--- Start SUPPLIED MATERIAL ---

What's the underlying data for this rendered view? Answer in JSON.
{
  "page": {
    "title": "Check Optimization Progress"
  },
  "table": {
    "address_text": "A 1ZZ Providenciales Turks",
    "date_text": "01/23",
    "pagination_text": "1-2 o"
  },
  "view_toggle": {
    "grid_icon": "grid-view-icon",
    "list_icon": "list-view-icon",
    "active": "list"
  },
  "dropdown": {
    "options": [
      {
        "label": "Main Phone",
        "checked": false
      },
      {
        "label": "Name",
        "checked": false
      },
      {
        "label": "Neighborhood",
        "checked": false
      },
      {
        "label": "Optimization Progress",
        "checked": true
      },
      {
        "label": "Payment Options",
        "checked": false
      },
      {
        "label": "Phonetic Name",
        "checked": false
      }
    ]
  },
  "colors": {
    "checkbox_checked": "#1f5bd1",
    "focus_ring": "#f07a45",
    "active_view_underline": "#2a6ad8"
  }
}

--- End SUPPLIED MATERIAL ---

> TASK OBJECTIVE:
Take the entries above and copy them out exactly.

> WRITTEN SOLUTION:
What's the underlying data for this rendered view? Answer in JSON.
{
  "page": {
    "title": "Check Optimization Progress"
  },
  "table": {
    "address_text": "A 1ZZ Providenciales Turks",
    "date_text": "01/23",
    "pagination_text": "1-2 o"
  },
  "view_toggle": {
    "grid_icon": "grid-view-icon",
    "list_icon": "list-view-icon",
    "active": "list"
  },
  "dropdown": {
    "options": [
      {
        "label": "Main Phone",
        "checked": false
      },
      {
        "label": "Name",
        "checked": false
      },
      {
        "label": "Neighborhood",
        "checked": false
      },
      {
        "label": "Optimization Progress",
        "checked": true
      },
      {
        "label": "Payment Options",
        "checked": false
      },
      {
        "label": "Phonetic Name",
        "checked": false
      }
    ]
  },
  "colors": {
    "checkbox_checked": "#1f5bd1",
    "focus_ring": "#f07a45",
    "active_view_underline": "#2a6ad8"
  }
}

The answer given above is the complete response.